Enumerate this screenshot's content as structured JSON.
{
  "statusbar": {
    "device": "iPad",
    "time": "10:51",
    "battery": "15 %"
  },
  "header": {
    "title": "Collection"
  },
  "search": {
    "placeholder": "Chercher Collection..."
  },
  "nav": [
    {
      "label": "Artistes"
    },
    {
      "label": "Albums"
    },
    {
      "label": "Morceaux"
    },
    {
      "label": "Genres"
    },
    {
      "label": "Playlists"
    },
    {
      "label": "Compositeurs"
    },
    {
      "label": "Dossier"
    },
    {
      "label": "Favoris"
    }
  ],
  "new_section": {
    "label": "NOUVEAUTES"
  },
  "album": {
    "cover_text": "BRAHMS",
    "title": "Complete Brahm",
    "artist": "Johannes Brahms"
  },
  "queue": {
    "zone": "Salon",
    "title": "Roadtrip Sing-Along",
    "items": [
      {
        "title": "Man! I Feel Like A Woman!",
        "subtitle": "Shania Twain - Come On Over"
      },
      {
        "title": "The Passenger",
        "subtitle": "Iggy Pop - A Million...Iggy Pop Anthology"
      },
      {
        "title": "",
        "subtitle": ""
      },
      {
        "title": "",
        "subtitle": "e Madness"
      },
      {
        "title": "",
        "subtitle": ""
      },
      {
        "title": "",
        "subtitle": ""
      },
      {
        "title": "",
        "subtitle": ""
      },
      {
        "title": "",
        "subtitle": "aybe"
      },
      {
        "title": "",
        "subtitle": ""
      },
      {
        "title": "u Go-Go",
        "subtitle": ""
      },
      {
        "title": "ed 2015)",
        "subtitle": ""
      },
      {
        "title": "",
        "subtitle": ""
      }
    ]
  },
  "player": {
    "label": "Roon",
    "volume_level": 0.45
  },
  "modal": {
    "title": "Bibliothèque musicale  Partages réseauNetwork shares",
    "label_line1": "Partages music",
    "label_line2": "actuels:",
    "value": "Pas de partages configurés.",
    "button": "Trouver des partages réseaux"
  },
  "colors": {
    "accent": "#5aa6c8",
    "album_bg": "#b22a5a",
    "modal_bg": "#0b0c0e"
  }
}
##############################
Task instructions:
Set down each entry again, unchanged.

Task solution:
Enumerate this screenshot's content as structured JSON.
{
  "statusbar": {
    "device": "iPad",
    "time": "10:51",
    "battery": "15 %"
  },
  "header": {
    "title": "Collection"
  },
  "search": {
    "placeholder": "Chercher Collection..."
  },
  "nav": [
    {
      "label": "Artistes"
    },
    {
      "label": "Albums"
    },
    {
      "label": "Morceaux"
    },
    {
      "label": "Genres"
    },
    {
      "label": "Playlists"
    },
    {
      "label": "Compositeurs"
    },
    {
      "label": "Dossier"
    },
    {
      "label": "Favoris"
    }
  ],
  "new_section": {
    "label": "NOUVEAUTES"
  },
  "album": {
    "cover_text": "BRAHMS",
    "title": "Complete Brahm",
    "artist": "Johannes Brahms"
  },
  "queue": {
    "zone": "Salon",
    "title": "Roadtrip Sing-Along",
    "items": [
      {
        "title": "Man! I Feel Like A Woman!",
        "subtitle": "Shania Twain - Come On Over"
      },
      {
        "title": "The Passenger",
        "subtitle": "Iggy Pop - A Million...Iggy Pop Anthology"
      },
      {
        "title": "",
        "subtitle": ""
      },
      {
        "title": "",
        "subtitle": "e Madness"
      },
      {
        "title": "",
        "subtitle": ""
      },
      {
        "title": "",
        "subtitle": ""
      },
      {
        "title": "",
        "subtitle": ""
      },
      {
        "title": "",
        "subtitle": "aybe"
      },
      {
        "title": "",
        "subtitle": ""
      },
      {
        "title": "u Go-Go",
        "subtitle": ""
      },
      {
        "title": "ed 2015)",
        "subtitle": ""
      },
      {
        "title": "",
        "subtitle": ""
      }
    ]
  },
  "player": {
    "label": "Roon",
    "volume_level": 0.45
  },
  "modal": {
    "title": "Bibliothèque musicale  Partages réseauNetwork shares",
    "label_line1": "Partages music",
    "label_line2": "actuels:",
    "value": "Pas de partages configurés.",
    "button": "Trouver des partages réseaux"
  },
  "colors": {
    "accent": "#5aa6c8",
    "album_bg": "#b22a5a",
    "modal_bg": "#0b0c0e"
  }
}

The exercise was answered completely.